Dataset rows:
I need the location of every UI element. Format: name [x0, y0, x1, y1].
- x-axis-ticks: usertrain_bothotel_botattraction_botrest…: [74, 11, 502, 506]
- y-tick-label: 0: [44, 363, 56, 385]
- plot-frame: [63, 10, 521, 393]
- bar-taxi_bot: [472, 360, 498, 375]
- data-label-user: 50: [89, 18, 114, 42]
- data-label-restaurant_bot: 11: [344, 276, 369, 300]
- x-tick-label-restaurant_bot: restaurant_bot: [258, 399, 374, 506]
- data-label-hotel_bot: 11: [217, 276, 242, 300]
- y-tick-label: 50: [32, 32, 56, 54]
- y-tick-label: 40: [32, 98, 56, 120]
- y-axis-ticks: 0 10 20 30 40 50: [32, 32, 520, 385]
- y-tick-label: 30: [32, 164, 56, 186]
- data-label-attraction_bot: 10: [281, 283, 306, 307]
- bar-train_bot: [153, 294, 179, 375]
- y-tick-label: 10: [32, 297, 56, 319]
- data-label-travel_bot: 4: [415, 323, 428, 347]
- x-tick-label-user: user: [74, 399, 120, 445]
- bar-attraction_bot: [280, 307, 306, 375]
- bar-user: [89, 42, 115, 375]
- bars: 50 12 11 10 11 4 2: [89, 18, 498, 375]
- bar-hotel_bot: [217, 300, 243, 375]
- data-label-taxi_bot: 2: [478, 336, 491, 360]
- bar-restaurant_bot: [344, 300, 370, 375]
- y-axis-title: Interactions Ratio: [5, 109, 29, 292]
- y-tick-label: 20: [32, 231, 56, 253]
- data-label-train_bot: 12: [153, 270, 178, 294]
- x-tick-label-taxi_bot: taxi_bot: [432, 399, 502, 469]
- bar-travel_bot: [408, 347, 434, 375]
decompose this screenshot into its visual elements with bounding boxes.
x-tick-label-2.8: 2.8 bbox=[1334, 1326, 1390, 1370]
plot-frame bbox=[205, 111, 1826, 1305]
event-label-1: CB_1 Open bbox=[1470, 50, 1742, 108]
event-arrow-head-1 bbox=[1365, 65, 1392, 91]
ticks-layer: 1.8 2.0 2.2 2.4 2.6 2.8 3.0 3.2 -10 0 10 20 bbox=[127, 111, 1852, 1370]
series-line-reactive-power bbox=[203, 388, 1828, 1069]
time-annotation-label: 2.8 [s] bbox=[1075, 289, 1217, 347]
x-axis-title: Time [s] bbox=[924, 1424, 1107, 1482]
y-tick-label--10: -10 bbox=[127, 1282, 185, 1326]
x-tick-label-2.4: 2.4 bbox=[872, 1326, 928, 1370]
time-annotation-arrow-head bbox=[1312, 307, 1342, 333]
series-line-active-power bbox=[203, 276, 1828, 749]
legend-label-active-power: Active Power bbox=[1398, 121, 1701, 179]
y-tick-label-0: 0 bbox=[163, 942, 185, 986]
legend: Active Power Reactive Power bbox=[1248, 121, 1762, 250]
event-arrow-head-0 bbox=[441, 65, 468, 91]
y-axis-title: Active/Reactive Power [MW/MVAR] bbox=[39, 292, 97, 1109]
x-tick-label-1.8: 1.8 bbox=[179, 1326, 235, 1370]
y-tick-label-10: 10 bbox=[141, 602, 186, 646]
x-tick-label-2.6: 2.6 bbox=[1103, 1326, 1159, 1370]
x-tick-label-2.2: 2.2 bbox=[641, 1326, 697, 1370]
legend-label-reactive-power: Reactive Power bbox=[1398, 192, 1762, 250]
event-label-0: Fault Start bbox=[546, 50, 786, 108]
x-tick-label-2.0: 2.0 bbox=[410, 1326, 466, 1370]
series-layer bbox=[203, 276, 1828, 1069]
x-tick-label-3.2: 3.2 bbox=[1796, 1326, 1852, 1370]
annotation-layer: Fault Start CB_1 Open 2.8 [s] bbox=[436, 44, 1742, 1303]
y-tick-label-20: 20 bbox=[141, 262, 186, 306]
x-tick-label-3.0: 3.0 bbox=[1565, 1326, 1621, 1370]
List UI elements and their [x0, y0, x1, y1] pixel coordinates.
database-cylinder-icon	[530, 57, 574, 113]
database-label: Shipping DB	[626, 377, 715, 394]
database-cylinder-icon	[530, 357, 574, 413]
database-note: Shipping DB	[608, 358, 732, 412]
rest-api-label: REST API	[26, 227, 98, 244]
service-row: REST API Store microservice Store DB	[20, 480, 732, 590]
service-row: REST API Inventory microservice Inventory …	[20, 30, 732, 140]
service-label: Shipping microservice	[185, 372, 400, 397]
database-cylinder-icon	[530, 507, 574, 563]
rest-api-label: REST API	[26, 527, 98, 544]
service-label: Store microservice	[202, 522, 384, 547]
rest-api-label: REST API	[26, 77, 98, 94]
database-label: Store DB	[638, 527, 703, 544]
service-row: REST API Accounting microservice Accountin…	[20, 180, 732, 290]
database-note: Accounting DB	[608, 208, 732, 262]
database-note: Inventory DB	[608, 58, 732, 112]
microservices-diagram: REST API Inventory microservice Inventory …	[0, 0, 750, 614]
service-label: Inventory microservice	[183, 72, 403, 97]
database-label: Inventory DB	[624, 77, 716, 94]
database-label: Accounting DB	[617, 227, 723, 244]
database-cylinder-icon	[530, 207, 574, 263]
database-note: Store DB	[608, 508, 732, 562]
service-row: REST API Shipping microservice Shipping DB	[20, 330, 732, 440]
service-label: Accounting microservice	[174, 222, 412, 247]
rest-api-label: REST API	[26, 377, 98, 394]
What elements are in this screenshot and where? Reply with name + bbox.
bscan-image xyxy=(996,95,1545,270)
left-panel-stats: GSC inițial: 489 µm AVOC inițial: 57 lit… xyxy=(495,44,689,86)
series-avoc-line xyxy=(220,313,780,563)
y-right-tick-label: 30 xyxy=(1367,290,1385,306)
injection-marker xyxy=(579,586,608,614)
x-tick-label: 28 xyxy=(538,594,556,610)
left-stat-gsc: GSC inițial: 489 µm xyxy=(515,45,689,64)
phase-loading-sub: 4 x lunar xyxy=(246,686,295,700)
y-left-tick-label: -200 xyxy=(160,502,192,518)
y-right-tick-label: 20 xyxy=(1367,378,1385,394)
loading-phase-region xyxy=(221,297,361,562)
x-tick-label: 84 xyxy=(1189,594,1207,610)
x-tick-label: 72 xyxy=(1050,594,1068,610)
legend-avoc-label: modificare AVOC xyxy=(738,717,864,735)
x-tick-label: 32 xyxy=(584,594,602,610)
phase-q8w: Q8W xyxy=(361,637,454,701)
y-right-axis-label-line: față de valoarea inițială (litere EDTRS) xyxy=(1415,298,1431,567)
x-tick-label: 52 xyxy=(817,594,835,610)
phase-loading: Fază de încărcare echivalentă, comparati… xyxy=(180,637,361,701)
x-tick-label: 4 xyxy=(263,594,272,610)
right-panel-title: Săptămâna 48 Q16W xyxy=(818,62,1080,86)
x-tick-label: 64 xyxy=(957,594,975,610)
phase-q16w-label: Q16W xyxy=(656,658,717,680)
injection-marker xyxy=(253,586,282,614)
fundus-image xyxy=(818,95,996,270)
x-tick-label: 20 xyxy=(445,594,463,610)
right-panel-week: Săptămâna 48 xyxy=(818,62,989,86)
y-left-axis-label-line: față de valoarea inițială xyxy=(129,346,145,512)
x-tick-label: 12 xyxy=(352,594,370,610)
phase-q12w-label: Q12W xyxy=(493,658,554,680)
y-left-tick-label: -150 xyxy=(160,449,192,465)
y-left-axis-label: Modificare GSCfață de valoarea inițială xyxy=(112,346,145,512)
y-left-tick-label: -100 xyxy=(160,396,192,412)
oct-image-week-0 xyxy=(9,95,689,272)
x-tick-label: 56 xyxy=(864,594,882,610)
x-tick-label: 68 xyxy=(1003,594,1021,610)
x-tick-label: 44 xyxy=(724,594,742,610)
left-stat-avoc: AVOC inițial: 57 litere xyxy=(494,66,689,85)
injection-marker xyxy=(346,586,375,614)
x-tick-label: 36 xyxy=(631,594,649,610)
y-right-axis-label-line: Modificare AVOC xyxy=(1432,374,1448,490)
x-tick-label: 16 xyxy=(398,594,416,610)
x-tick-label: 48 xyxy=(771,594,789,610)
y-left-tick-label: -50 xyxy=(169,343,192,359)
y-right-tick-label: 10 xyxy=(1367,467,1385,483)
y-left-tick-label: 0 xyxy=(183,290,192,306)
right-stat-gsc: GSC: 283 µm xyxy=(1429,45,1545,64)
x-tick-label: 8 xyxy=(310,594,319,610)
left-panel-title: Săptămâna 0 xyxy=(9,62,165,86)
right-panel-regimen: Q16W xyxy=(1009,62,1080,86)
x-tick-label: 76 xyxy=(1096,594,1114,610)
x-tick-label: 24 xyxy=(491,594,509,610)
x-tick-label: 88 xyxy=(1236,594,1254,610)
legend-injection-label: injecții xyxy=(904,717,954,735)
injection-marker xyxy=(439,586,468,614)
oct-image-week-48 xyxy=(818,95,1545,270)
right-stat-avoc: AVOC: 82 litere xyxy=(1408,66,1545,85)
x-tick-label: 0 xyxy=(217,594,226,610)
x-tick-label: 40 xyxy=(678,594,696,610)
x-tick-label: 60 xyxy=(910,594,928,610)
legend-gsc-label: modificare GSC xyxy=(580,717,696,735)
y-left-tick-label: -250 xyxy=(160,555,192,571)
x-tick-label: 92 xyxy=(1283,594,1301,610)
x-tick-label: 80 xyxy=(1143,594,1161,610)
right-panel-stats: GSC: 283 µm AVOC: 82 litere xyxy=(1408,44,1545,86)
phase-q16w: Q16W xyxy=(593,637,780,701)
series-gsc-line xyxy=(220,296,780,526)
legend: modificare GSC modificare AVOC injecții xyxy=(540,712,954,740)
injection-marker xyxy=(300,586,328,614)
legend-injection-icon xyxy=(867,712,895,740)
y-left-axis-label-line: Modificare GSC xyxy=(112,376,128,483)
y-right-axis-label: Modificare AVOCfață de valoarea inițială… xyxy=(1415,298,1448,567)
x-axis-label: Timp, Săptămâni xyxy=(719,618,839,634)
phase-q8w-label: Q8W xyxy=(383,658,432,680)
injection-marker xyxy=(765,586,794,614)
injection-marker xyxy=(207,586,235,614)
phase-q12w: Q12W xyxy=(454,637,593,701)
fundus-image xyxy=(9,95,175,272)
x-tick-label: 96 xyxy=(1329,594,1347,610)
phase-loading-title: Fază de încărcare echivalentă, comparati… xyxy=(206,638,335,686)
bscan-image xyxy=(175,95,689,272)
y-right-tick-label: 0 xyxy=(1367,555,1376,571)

What the task asks: Report every line of the records that contains the word "Fault", matching case exactly.

Exercise result:
event-label-0: Fault Start bbox=[546, 50, 786, 108]
annotation-layer: Fault Start CB_1 Open 2.8 [s] bbox=[436, 44, 1742, 1303]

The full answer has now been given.